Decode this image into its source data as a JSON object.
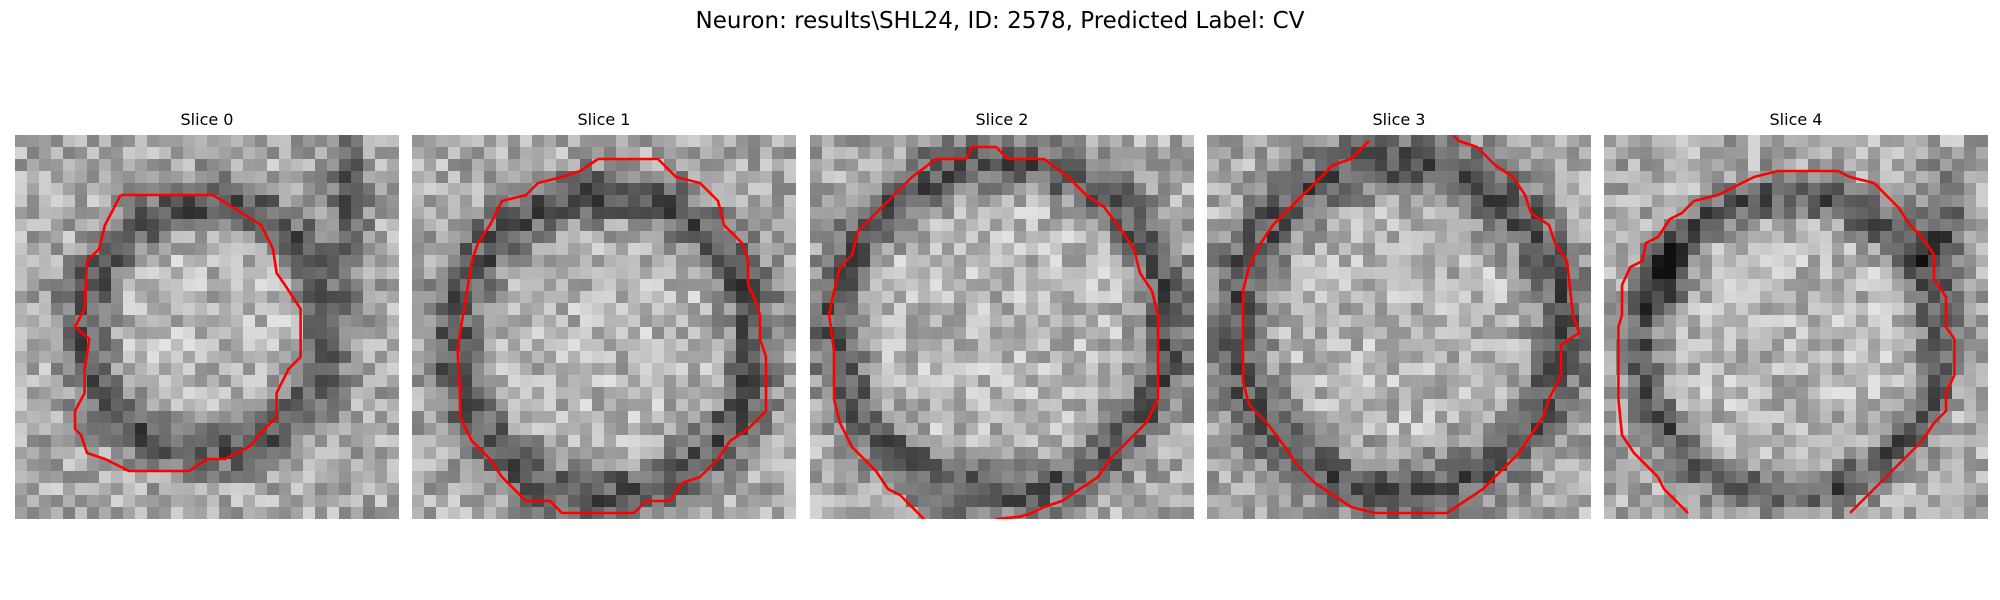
{
  "figure": {
    "title": "Neuron: results\\SHL24, ID: 2578, Predicted Label: CV"
  },
  "panels": [
    {
      "title": "Slice 0"
    },
    {
      "title": "Slice 1"
    },
    {
      "title": "Slice 2"
    },
    {
      "title": "Slice 3"
    },
    {
      "title": "Slice 4"
    }
  ],
  "colors": {
    "contour": "#ff0000",
    "background": "#ffffff"
  }
}
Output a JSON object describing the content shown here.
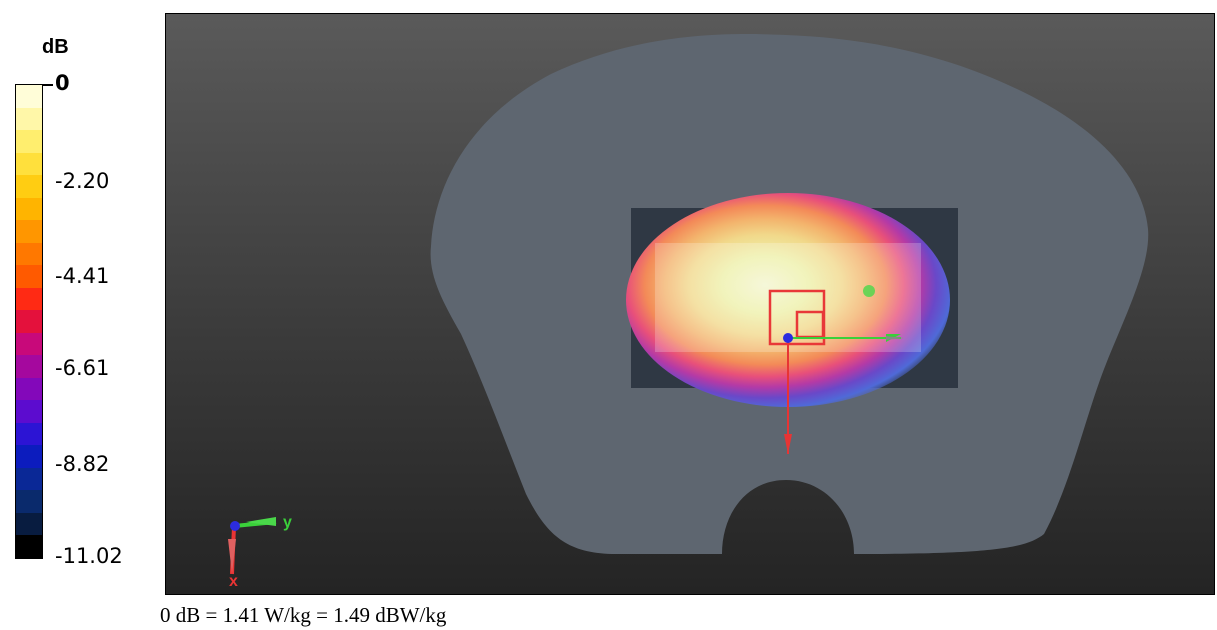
{
  "colorbar": {
    "unit": "dB",
    "ticks": [
      "0",
      "-2.20",
      "-4.41",
      "-6.61",
      "-8.82",
      "-11.02"
    ],
    "colors": [
      "#fffdd8",
      "#fff7a8",
      "#ffee6e",
      "#ffe03c",
      "#ffcd12",
      "#ffb400",
      "#ff9600",
      "#ff7800",
      "#ff5a00",
      "#ff2a14",
      "#e4113c",
      "#c8097a",
      "#a5089e",
      "#8308ba",
      "#5c0ccf",
      "#2c14d4",
      "#0c1cbe",
      "#0a2896",
      "#0a2a6c",
      "#081c40",
      "#000000"
    ]
  },
  "scene": {
    "axis_y_label": "y",
    "axis_x_label": "x",
    "colors": {
      "phantom": "#5e6670",
      "scan_area": "#2b3440",
      "zoom_scan": "#e83838",
      "axis_x": "#e83434",
      "axis_y": "#3ad03a",
      "axis_z": "#2c2ce0"
    }
  },
  "caption": "0 dB = 1.41 W/kg = 1.49 dBW/kg"
}
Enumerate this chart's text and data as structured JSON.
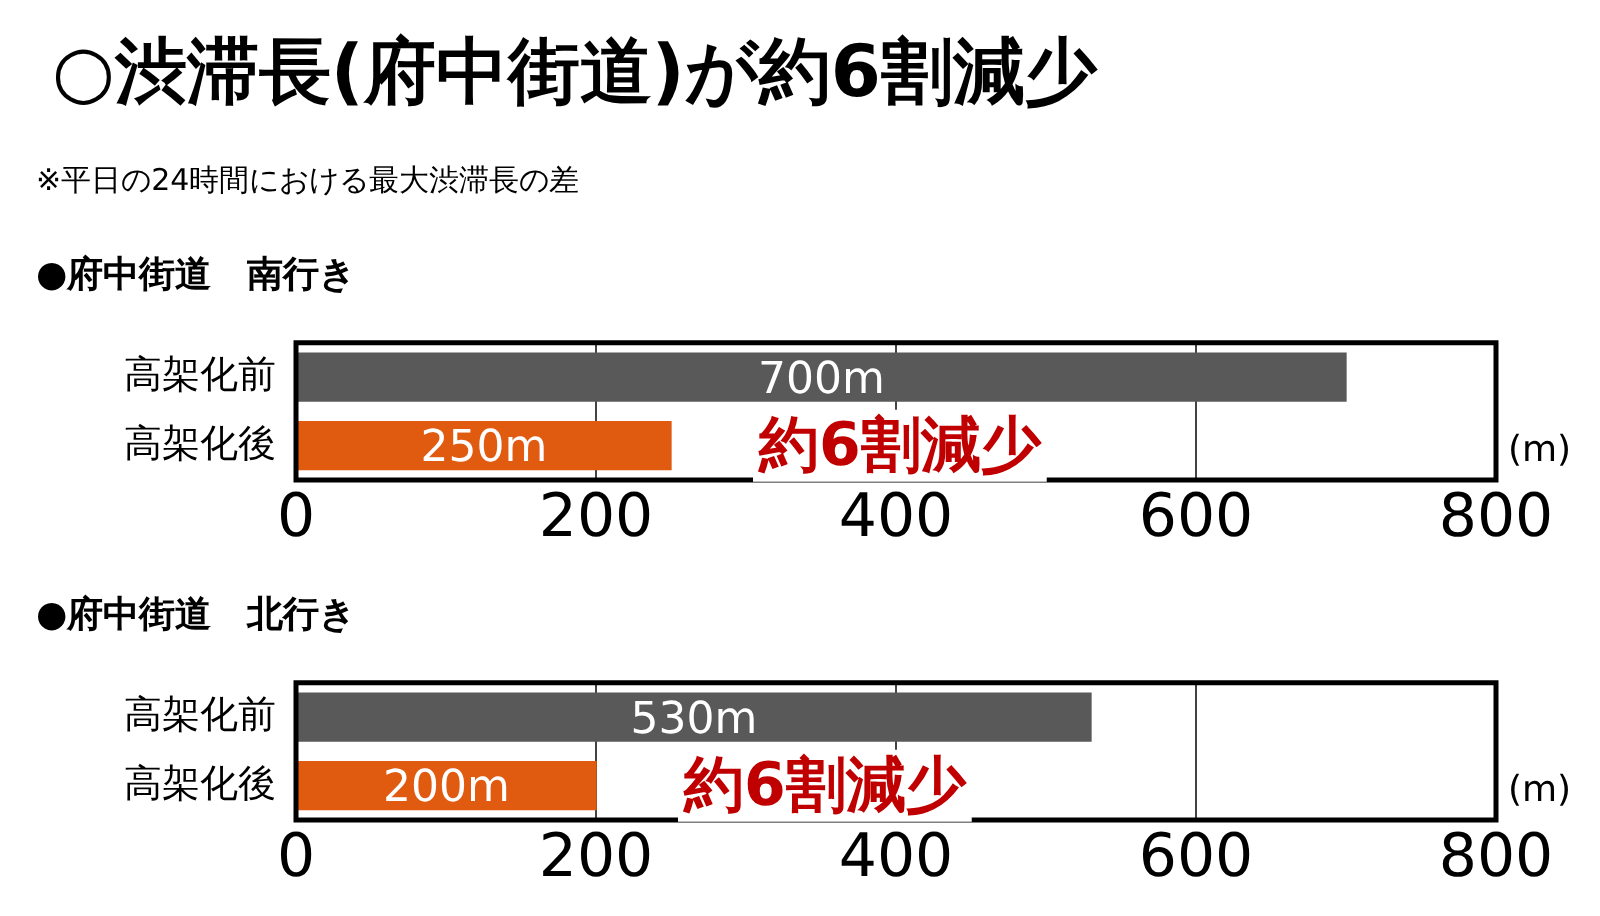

TO DO - Which lines of the data above contain "JSON"? Copy each one.

TASK RESULT -
Decode this image into its source data as a JSON object.
Output a JSON object describing the content shown here.
Enumerate this chart's text and data as structured JSON.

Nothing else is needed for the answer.